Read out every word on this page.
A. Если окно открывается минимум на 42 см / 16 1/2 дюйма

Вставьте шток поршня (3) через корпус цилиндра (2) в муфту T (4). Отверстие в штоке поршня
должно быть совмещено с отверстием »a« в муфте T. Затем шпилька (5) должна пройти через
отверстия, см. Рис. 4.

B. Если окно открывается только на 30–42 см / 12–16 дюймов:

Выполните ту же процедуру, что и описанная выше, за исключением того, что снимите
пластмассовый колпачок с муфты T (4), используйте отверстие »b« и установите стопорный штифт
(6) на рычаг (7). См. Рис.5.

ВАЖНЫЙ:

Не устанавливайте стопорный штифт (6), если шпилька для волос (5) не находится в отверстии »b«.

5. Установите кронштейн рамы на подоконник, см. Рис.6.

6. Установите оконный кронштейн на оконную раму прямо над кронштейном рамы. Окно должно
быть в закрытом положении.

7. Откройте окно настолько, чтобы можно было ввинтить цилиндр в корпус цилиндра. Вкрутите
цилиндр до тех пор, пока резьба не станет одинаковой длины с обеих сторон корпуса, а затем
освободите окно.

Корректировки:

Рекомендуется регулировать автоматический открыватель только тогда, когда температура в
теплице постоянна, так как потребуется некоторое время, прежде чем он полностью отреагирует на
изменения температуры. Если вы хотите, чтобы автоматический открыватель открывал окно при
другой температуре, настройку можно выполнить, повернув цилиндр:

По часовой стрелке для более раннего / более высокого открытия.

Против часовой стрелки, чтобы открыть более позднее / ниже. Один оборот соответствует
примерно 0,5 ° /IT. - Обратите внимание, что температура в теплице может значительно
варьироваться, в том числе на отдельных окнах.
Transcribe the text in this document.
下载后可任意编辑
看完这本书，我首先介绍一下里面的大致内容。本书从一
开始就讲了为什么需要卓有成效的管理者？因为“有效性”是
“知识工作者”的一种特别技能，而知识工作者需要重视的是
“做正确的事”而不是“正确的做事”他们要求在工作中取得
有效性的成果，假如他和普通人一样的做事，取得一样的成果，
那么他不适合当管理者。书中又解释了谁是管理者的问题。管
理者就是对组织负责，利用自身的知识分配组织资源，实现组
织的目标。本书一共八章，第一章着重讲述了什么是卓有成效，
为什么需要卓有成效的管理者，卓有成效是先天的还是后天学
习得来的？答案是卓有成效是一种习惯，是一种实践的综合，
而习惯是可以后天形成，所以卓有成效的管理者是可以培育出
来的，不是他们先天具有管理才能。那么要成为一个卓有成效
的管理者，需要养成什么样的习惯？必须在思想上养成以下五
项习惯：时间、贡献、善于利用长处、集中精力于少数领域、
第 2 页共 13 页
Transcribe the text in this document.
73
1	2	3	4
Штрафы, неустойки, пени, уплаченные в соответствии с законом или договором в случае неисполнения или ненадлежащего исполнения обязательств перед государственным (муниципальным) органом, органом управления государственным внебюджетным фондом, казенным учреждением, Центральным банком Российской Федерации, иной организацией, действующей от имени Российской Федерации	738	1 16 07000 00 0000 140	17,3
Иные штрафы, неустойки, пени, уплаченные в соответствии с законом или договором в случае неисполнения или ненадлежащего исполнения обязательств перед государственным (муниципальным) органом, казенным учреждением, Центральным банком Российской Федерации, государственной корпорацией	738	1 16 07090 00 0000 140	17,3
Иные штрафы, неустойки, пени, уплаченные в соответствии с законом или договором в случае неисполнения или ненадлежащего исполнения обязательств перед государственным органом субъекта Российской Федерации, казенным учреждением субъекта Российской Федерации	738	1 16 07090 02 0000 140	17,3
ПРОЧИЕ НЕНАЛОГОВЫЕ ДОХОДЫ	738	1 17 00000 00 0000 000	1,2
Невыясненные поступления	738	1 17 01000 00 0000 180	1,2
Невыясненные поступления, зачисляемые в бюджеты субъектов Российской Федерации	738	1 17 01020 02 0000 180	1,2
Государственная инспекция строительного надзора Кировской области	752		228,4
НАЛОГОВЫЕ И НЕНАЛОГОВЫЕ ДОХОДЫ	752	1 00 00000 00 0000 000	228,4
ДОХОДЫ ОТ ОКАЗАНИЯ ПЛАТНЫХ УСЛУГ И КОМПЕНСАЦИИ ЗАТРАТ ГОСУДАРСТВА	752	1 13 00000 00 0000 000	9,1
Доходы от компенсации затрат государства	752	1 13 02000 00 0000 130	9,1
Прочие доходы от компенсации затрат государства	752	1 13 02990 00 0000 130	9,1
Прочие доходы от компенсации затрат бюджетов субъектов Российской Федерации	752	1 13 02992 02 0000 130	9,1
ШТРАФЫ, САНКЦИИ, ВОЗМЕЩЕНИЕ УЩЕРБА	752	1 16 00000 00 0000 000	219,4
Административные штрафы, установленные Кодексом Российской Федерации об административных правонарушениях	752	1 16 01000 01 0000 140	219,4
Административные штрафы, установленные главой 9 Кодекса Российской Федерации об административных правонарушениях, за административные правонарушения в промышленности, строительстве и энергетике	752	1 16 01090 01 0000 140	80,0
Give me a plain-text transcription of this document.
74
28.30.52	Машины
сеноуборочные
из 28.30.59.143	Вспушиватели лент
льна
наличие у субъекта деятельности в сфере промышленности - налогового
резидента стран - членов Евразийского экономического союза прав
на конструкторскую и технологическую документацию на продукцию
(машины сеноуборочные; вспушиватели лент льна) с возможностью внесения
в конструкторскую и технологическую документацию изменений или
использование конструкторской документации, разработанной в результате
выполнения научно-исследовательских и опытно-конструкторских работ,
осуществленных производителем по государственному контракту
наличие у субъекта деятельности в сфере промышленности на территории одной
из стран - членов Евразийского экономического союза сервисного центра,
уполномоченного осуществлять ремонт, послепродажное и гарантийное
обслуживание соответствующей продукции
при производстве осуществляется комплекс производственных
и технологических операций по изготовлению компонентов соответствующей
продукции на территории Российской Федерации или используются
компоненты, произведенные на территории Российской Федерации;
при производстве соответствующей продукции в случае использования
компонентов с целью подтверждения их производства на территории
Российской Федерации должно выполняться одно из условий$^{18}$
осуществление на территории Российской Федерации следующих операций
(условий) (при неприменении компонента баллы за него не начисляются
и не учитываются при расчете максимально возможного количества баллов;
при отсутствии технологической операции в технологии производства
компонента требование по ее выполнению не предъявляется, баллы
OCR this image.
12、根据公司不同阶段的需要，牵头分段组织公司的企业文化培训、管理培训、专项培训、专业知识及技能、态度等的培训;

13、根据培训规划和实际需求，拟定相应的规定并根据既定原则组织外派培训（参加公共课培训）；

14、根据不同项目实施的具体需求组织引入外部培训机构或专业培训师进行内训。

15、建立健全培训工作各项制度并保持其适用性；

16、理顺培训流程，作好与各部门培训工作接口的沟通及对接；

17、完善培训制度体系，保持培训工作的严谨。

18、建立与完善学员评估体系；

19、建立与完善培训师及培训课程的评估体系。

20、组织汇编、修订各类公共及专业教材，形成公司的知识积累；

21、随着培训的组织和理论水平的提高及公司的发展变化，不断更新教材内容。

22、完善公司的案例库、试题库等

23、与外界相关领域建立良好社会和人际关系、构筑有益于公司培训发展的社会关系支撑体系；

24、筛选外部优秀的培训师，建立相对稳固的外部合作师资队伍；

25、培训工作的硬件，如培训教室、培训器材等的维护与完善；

+ + + + + + +

* What to work on *
Each entry is to be returned in full, character for character.

* Response for this exercise *
Read out every word on this page.
A. Если окно открывается минимум на 42 см / 16 1/2 дюйма

Вставьте шток поршня (3) через корпус цилиндра (2) в муфту T (4). Отверстие в штоке поршня
должно быть совмещено с отверстием »a« в муфте T. Затем шпилька (5) должна пройти через
отверстия, см. Рис. 4.

B. Если окно открывается только на 30–42 см / 12–16 дюймов:

Выполните ту же процедуру, что и описанная выше, за исключением того, что снимите
пластмассовый колпачок с муфты T (4), используйте отверстие »b« и установите стопорный штифт
(6) на рычаг (7). См. Рис.5.

ВАЖНЫЙ:

Не устанавливайте стопорный штифт (6), если шпилька для волос (5) не находится в отверстии »b«.

5. Установите кронштейн рамы на подоконник, см. Рис.6.

6. Установите оконный кронштейн на оконную раму прямо над кронштейном рамы. Окно должно
быть в закрытом положении.

7. Откройте окно настолько, чтобы можно было ввинтить цилиндр в корпус цилиндра. Вкрутите
цилиндр до тех пор, пока резьба не станет одинаковой длины с обеих сторон корпуса, а затем
освободите окно.

Корректировки:

Рекомендуется регулировать автоматический открыватель только тогда, когда температура в
теплице постоянна, так как потребуется некоторое время, прежде чем он полностью отреагирует на
изменения температуры. Если вы хотите, чтобы автоматический открыватель открывал окно при
другой температуре, настройку можно выполнить, повернув цилиндр:

По часовой стрелке для более раннего / более высокого открытия.

Против часовой стрелки, чтобы открыть более позднее / ниже. Один оборот соответствует
примерно 0,5 ° /IT. - Обратите внимание, что температура в теплице может значительно
варьироваться, в том числе на отдельных окнах.
Transcribe the text in this document.
下载后可任意编辑
看完这本书，我首先介绍一下里面的大致内容。本书从一
开始就讲了为什么需要卓有成效的管理者？因为“有效性”是
“知识工作者”的一种特别技能，而知识工作者需要重视的是
“做正确的事”而不是“正确的做事”他们要求在工作中取得
有效性的成果，假如他和普通人一样的做事，取得一样的成果，
那么他不适合当管理者。书中又解释了谁是管理者的问题。管
理者就是对组织负责，利用自身的知识分配组织资源，实现组
织的目标。本书一共八章，第一章着重讲述了什么是卓有成效，
为什么需要卓有成效的管理者，卓有成效是先天的还是后天学
习得来的？答案是卓有成效是一种习惯，是一种实践的综合，
而习惯是可以后天形成，所以卓有成效的管理者是可以培育出
来的，不是他们先天具有管理才能。那么要成为一个卓有成效
的管理者，需要养成什么样的习惯？必须在思想上养成以下五
项习惯：时间、贡献、善于利用长处、集中精力于少数领域、
第 2 页共 13 页
Transcribe the text in this document.
73
1	2	3	4
Штрафы, неустойки, пени, уплаченные в соответствии с законом или договором в случае неисполнения или ненадлежащего исполнения обязательств перед государственным (муниципальным) органом, органом управления государственным внебюджетным фондом, казенным учреждением, Центральным банком Российской Федерации, иной организацией, действующей от имени Российской Федерации	738	1 16 07000 00 0000 140	17,3
Иные штрафы, неустойки, пени, уплаченные в соответствии с законом или договором в случае неисполнения или ненадлежащего исполнения обязательств перед государственным (муниципальным) органом, казенным учреждением, Центральным банком Российской Федерации, государственной корпорацией	738	1 16 07090 00 0000 140	17,3
Иные штрафы, неустойки, пени, уплаченные в соответствии с законом или договором в случае неисполнения или ненадлежащего исполнения обязательств перед государственным органом субъекта Российской Федерации, казенным учреждением субъекта Российской Федерации	738	1 16 07090 02 0000 140	17,3
ПРОЧИЕ НЕНАЛОГОВЫЕ ДОХОДЫ	738	1 17 00000 00 0000 000	1,2
Невыясненные поступления	738	1 17 01000 00 0000 180	1,2
Невыясненные поступления, зачисляемые в бюджеты субъектов Российской Федерации	738	1 17 01020 02 0000 180	1,2
Государственная инспекция строительного надзора Кировской области	752		228,4
НАЛОГОВЫЕ И НЕНАЛОГОВЫЕ ДОХОДЫ	752	1 00 00000 00 0000 000	228,4
ДОХОДЫ ОТ ОКАЗАНИЯ ПЛАТНЫХ УСЛУГ И КОМПЕНСАЦИИ ЗАТРАТ ГОСУДАРСТВА	752	1 13 00000 00 0000 000	9,1
Доходы от компенсации затрат государства	752	1 13 02000 00 0000 130	9,1
Прочие доходы от компенсации затрат государства	752	1 13 02990 00 0000 130	9,1
Прочие доходы от компенсации затрат бюджетов субъектов Российской Федерации	752	1 13 02992 02 0000 130	9,1
ШТРАФЫ, САНКЦИИ, ВОЗМЕЩЕНИЕ УЩЕРБА	752	1 16 00000 00 0000 000	219,4
Административные штрафы, установленные Кодексом Российской Федерации об административных правонарушениях	752	1 16 01000 01 0000 140	219,4
Административные штрафы, установленные главой 9 Кодекса Российской Федерации об административных правонарушениях, за административные правонарушения в промышленности, строительстве и энергетике	752	1 16 01090 01 0000 140	80,0
Give me a plain-text transcription of this document.
74
28.30.52	Машины
сеноуборочные
из 28.30.59.143	Вспушиватели лент
льна
наличие у субъекта деятельности в сфере промышленности - налогового
резидента стран - членов Евразийского экономического союза прав
на конструкторскую и технологическую документацию на продукцию
(машины сеноуборочные; вспушиватели лент льна) с возможностью внесения
в конструкторскую и технологическую документацию изменений или
использование конструкторской документации, разработанной в результате
выполнения научно-исследовательских и опытно-конструкторских работ,
осуществленных производителем по государственному контракту
наличие у субъекта деятельности в сфере промышленности на территории одной
из стран - членов Евразийского экономического союза сервисного центра,
уполномоченного осуществлять ремонт, послепродажное и гарантийное
обслуживание соответствующей продукции
при производстве осуществляется комплекс производственных
и технологических операций по изготовлению компонентов соответствующей
продукции на территории Российской Федерации или используются
компоненты, произведенные на территории Российской Федерации;
при производстве соответствующей продукции в случае использования
компонентов с целью подтверждения их производства на территории
Российской Федерации должно выполняться одно из условий$^{18}$
осуществление на территории Российской Федерации следующих операций
(условий) (при неприменении компонента баллы за него не начисляются
и не учитываются при расчете максимально возможного количества баллов;
при отсутствии технологической операции в технологии производства
компонента требование по ее выполнению не предъявляется, баллы
OCR this image.
12、根据公司不同阶段的需要，牵头分段组织公司的企业文化培训、管理培训、专项培训、专业知识及技能、态度等的培训;

13、根据培训规划和实际需求，拟定相应的规定并根据既定原则组织外派培训（参加公共课培训）；

14、根据不同项目实施的具体需求组织引入外部培训机构或专业培训师进行内训。

15、建立健全培训工作各项制度并保持其适用性；

16、理顺培训流程，作好与各部门培训工作接口的沟通及对接；

17、完善培训制度体系，保持培训工作的严谨。

18、建立与完善学员评估体系；

19、建立与完善培训师及培训课程的评估体系。

20、组织汇编、修订各类公共及专业教材，形成公司的知识积累；

21、随着培训的组织和理论水平的提高及公司的发展变化，不断更新教材内容。

22、完善公司的案例库、试题库等

23、与外界相关领域建立良好社会和人际关系、构筑有益于公司培训发展的社会关系支撑体系；

24、筛选外部优秀的培训师，建立相对稳固的外部合作师资队伍；

25、培训工作的硬件，如培训教室、培训器材等的维护与完善；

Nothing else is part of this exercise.